Exercise input:
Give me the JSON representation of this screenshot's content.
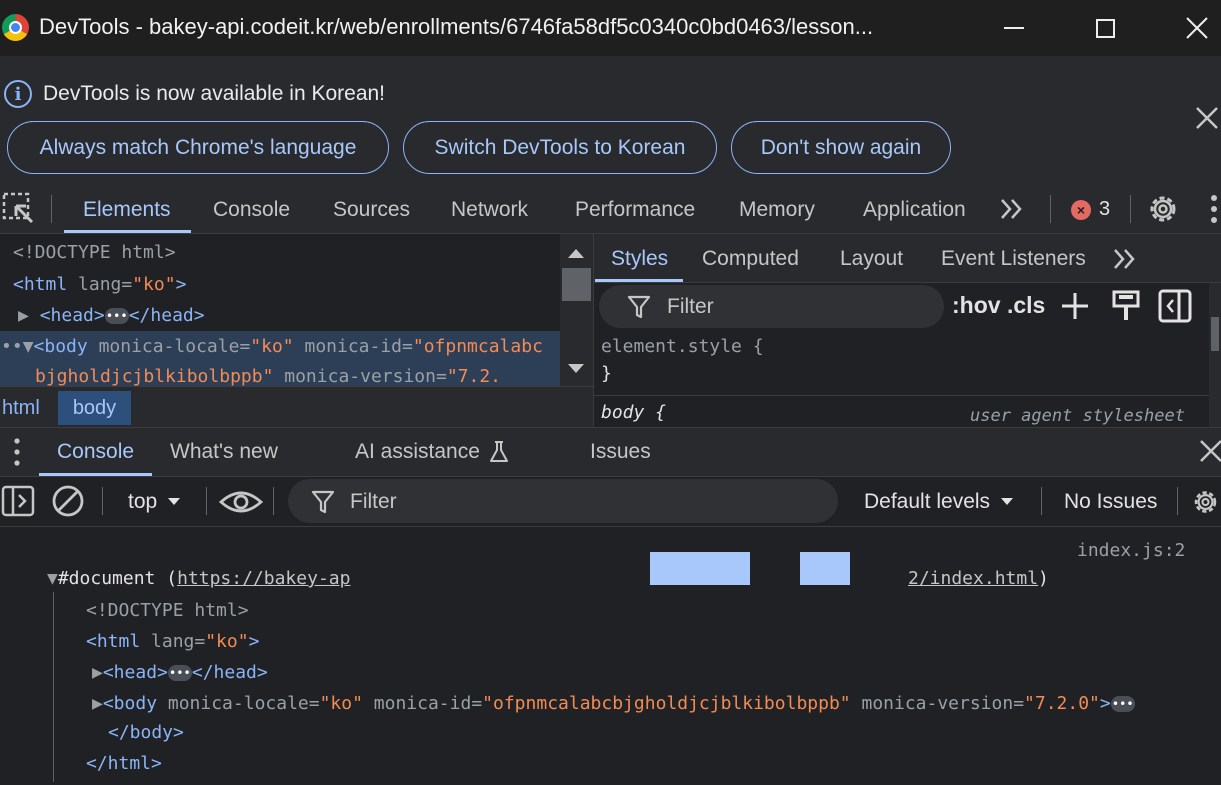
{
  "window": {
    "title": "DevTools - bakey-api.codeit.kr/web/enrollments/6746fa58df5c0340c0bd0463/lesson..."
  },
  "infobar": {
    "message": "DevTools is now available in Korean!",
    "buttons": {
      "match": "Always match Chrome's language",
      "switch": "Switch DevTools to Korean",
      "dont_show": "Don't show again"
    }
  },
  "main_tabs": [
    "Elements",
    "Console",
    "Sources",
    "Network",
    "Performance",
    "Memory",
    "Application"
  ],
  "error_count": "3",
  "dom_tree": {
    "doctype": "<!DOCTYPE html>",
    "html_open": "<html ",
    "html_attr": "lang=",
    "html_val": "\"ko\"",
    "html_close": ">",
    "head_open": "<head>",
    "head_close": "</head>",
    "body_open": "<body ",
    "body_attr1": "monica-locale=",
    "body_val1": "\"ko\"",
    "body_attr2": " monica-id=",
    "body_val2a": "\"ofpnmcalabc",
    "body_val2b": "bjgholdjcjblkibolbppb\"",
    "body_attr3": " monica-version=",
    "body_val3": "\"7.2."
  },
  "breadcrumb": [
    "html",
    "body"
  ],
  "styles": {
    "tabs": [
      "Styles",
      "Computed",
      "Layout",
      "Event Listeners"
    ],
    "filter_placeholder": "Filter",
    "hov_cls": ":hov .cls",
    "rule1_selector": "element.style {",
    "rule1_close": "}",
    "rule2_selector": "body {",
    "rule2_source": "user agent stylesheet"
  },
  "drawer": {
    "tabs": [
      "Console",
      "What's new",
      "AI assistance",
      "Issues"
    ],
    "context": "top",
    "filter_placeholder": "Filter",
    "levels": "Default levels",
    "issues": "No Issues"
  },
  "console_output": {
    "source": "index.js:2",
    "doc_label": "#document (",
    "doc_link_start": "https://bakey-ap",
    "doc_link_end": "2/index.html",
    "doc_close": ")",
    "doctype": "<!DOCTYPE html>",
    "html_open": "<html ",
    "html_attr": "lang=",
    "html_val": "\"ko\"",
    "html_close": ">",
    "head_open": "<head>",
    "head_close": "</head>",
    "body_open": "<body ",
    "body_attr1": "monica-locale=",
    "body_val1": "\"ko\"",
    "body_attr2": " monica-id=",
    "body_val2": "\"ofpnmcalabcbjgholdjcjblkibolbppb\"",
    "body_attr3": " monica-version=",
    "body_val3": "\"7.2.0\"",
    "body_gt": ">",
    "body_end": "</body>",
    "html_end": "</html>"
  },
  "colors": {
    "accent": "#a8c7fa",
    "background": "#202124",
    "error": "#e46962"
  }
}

Task goal:
Isolate each line of the listing above that includes "index". Copy it.

Answer to the problem:
    "source": "index.js:2",
    "doc_link_end": "2/index.html",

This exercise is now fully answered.